Salubrité : Amédé Koffi Kouakou donne 72 heures pour rétablir la collecte des déchets à Abidjan

Face aux perturbations observées ces derniers jours dans la collecte des déchets ménagers dans plusieurs communes du Grand Abidjan, le ministre de l’Hydraulique, de l’Assainissement et de la Salubrité, Amédé Koffi Kouakou, a convoqué une réunion d’urgence avec l’ensemble des acteurs de la filière afin d’exiger un retour rapide à la normale.
Alors que des images de bacs débordants, de tas d’ordures aux carrefours et de rues envahies par les déchets circulent abondamment, le gouvernement a décidé d’agir sans délai pour restaurer la salubrité dans la capitale économique.
Selon une note du ministère, la rencontre a réuni les principales entreprises chargées de la collecte et du traitement des déchets, notamment Eco-Eburnie, Ecoti SA, Clean Eburnie ainsi que plusieurs structures sous-traitantes intervenant dans la chaîne opérationnelle.
« Dans trois jours, Abidjan doit redevenir propre »

— Lignes fournies —
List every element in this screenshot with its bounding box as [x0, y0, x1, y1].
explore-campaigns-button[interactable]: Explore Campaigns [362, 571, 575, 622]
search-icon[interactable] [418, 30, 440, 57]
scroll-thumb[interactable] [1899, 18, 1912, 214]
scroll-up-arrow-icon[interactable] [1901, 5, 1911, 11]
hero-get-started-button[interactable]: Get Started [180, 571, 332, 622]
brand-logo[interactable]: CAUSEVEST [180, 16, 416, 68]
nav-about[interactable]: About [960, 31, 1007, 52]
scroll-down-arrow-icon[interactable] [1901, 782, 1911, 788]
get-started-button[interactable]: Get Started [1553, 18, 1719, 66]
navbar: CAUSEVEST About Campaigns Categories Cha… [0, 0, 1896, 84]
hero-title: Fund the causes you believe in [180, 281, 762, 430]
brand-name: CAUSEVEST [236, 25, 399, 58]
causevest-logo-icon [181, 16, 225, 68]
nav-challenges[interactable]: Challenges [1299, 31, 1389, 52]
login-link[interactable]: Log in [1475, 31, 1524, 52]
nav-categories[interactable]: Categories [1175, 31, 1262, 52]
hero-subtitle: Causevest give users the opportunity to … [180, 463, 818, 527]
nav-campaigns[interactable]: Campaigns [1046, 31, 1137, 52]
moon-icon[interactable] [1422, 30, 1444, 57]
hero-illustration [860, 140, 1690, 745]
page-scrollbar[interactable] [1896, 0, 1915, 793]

— Détail de la tâche —
D'après l'extrait de page, quelles entreprises de collecte et de traitement des déchets ont pris part à la réunion convoquée par le ministre ? Les lignes fournies n'ont aucun rôle dans cet exercice.

— Résultat obtenu —
Eco-Eburnie, Ecoti SA et Clean Eburnie, ainsi que plusieurs structures sous-traitantes.